Output the full material exactly as it appears here.

### Source data
◆ ◆ ◆

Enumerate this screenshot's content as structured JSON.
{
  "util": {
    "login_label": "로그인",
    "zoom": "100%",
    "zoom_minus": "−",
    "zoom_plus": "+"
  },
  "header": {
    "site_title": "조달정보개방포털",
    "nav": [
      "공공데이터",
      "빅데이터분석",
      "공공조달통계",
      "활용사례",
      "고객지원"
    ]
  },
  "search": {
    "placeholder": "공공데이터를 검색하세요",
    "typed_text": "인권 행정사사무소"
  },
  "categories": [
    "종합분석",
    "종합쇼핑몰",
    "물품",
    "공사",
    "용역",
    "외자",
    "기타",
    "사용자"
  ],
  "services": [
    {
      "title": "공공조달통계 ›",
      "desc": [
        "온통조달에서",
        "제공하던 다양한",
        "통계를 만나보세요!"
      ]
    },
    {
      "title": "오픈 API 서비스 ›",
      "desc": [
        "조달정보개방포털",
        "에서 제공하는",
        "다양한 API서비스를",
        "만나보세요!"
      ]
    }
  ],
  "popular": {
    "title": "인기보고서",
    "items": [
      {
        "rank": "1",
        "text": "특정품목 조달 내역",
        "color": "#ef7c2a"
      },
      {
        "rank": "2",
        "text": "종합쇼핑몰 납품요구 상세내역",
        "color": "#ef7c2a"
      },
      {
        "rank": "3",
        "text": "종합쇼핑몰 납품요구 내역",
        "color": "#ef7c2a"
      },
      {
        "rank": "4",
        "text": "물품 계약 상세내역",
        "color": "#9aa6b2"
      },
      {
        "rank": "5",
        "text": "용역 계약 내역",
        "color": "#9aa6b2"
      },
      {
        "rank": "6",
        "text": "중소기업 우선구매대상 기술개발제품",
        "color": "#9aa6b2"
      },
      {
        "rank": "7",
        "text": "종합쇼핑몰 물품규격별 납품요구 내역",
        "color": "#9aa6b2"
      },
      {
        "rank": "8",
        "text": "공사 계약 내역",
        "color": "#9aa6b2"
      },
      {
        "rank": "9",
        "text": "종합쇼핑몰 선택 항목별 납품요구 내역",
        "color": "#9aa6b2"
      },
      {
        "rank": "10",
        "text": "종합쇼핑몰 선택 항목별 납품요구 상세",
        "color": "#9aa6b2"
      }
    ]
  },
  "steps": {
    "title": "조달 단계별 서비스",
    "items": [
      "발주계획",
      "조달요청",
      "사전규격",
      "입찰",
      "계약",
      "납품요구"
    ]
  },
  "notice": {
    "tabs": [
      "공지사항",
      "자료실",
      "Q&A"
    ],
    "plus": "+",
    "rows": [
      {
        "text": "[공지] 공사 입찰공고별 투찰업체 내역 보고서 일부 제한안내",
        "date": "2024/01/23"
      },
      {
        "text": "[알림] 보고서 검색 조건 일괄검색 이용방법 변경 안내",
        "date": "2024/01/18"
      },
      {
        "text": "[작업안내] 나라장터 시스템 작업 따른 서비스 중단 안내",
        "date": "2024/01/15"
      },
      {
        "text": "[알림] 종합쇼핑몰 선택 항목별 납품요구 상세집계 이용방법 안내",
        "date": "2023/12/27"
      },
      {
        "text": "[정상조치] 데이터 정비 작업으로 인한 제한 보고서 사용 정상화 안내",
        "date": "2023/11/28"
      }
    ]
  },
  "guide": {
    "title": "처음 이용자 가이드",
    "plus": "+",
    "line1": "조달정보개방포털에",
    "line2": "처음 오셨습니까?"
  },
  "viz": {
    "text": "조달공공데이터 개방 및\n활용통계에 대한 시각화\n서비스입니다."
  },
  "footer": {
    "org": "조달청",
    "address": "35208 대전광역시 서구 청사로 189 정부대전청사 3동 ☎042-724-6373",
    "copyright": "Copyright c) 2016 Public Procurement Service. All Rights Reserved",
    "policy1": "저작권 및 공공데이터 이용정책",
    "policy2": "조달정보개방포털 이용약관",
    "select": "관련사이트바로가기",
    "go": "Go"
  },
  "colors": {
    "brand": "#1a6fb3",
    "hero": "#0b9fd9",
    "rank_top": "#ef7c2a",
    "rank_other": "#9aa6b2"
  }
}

◆ ◆ ◆

### Answer to this exercise
Enumerate this screenshot's content as structured JSON.
{
  "util": {
    "login_label": "로그인",
    "zoom": "100%",
    "zoom_minus": "−",
    "zoom_plus": "+"
  },
  "header": {
    "site_title": "조달정보개방포털",
    "nav": [
      "공공데이터",
      "빅데이터분석",
      "공공조달통계",
      "활용사례",
      "고객지원"
    ]
  },
  "search": {
    "placeholder": "공공데이터를 검색하세요",
    "typed_text": "인권 행정사사무소"
  },
  "categories": [
    "종합분석",
    "종합쇼핑몰",
    "물품",
    "공사",
    "용역",
    "외자",
    "기타",
    "사용자"
  ],
  "services": [
    {
      "title": "공공조달통계 ›",
      "desc": [
        "온통조달에서",
        "제공하던 다양한",
        "통계를 만나보세요!"
      ]
    },
    {
      "title": "오픈 API 서비스 ›",
      "desc": [
        "조달정보개방포털",
        "에서 제공하는",
        "다양한 API서비스를",
        "만나보세요!"
      ]
    }
  ],
  "popular": {
    "title": "인기보고서",
    "items": [
      {
        "rank": "1",
        "text": "특정품목 조달 내역",
        "color": "#ef7c2a"
      },
      {
        "rank": "2",
        "text": "종합쇼핑몰 납품요구 상세내역",
        "color": "#ef7c2a"
      },
      {
        "rank": "3",
        "text": "종합쇼핑몰 납품요구 내역",
        "color": "#ef7c2a"
      },
      {
        "rank": "4",
        "text": "물품 계약 상세내역",
        "color": "#9aa6b2"
      },
      {
        "rank": "5",
        "text": "용역 계약 내역",
        "color": "#9aa6b2"
      },
      {
        "rank": "6",
        "text": "중소기업 우선구매대상 기술개발제품",
        "color": "#9aa6b2"
      },
      {
        "rank": "7",
        "text": "종합쇼핑몰 물품규격별 납품요구 내역",
        "color": "#9aa6b2"
      },
      {
        "rank": "8",
        "text": "공사 계약 내역",
        "color": "#9aa6b2"
      },
      {
        "rank": "9",
        "text": "종합쇼핑몰 선택 항목별 납품요구 내역",
        "color": "#9aa6b2"
      },
      {
        "rank": "10",
        "text": "종합쇼핑몰 선택 항목별 납품요구 상세",
        "color": "#9aa6b2"
      }
    ]
  },
  "steps": {
    "title": "조달 단계별 서비스",
    "items": [
      "발주계획",
      "조달요청",
      "사전규격",
      "입찰",
      "계약",
      "납품요구"
    ]
  },
  "notice": {
    "tabs": [
      "공지사항",
      "자료실",
      "Q&A"
    ],
    "plus": "+",
    "rows": [
      {
        "text": "[공지] 공사 입찰공고별 투찰업체 내역 보고서 일부 제한안내",
        "date": "2024/01/23"
      },
      {
        "text": "[알림] 보고서 검색 조건 일괄검색 이용방법 변경 안내",
        "date": "2024/01/18"
      },
      {
        "text": "[작업안내] 나라장터 시스템 작업 따른 서비스 중단 안내",
        "date": "2024/01/15"
      },
      {
        "text": "[알림] 종합쇼핑몰 선택 항목별 납품요구 상세집계 이용방법 안내",
        "date": "2023/12/27"
      },
      {
        "text": "[정상조치] 데이터 정비 작업으로 인한 제한 보고서 사용 정상화 안내",
        "date": "2023/11/28"
      }
    ]
  },
  "guide": {
    "title": "처음 이용자 가이드",
    "plus": "+",
    "line1": "조달정보개방포털에",
    "line2": "처음 오셨습니까?"
  },
  "viz": {
    "text": "조달공공데이터 개방 및\n활용통계에 대한 시각화\n서비스입니다."
  },
  "footer": {
    "org": "조달청",
    "address": "35208 대전광역시 서구 청사로 189 정부대전청사 3동 ☎042-724-6373",
    "copyright": "Copyright c) 2016 Public Procurement Service. All Rights Reserved",
    "policy1": "저작권 및 공공데이터 이용정책",
    "policy2": "조달정보개방포털 이용약관",
    "select": "관련사이트바로가기",
    "go": "Go"
  },
  "colors": {
    "brand": "#1a6fb3",
    "hero": "#0b9fd9",
    "rank_top": "#ef7c2a",
    "rank_other": "#9aa6b2"
  }
}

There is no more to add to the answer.